EXERCISE DIRECTIONS:
Reproduce exactly the lines beginning with the line that contains "Decode this image" and ending at the final line of the material below.

DATA ENTRIES:
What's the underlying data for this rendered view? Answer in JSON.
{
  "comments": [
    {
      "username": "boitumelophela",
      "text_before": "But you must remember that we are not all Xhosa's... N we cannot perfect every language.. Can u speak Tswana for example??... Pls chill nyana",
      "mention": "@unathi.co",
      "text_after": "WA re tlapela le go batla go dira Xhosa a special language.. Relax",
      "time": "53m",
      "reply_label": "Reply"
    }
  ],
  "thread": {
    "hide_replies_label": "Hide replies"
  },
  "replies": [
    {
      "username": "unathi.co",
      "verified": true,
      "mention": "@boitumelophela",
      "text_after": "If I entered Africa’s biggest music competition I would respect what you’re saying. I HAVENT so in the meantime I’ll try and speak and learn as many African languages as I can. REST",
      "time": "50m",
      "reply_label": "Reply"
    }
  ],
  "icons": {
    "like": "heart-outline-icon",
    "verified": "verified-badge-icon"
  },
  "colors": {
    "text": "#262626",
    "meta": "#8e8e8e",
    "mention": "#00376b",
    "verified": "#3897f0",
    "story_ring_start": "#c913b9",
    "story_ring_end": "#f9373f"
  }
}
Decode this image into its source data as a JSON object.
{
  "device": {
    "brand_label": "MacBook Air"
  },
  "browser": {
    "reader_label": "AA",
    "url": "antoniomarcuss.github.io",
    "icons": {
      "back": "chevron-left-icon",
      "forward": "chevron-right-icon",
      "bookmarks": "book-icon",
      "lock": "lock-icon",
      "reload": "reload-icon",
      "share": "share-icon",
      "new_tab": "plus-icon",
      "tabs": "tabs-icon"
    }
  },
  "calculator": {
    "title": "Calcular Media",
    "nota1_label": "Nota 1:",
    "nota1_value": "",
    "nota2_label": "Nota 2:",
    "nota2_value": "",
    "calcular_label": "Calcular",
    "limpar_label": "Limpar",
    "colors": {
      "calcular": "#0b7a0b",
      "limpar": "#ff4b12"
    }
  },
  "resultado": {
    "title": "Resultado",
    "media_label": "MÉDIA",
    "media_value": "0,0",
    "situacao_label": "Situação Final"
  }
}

THE OUTPUT:
Decode this image into its source data as a JSON object.
{
  "device": {
    "brand_label": "MacBook Air"
  },
  "browser": {
    "reader_label": "AA",
    "url": "antoniomarcuss.github.io",
    "icons": {
      "back": "chevron-left-icon",
      "forward": "chevron-right-icon",
      "bookmarks": "book-icon",
      "lock": "lock-icon",
      "reload": "reload-icon",
      "share": "share-icon",
      "new_tab": "plus-icon",
      "tabs": "tabs-icon"
    }
  },
  "calculator": {
    "title": "Calcular Media",
    "nota1_label": "Nota 1:",
    "nota1_value": "",
    "nota2_label": "Nota 2:",
    "nota2_value": "",
    "calcular_label": "Calcular",
    "limpar_label": "Limpar",
    "colors": {
      "calcular": "#0b7a0b",
      "limpar": "#ff4b12"
    }
  },
  "resultado": {
    "title": "Resultado",
    "media_label": "MÉDIA",
    "media_value": "0,0",
    "situacao_label": "Situação Final"
  }
}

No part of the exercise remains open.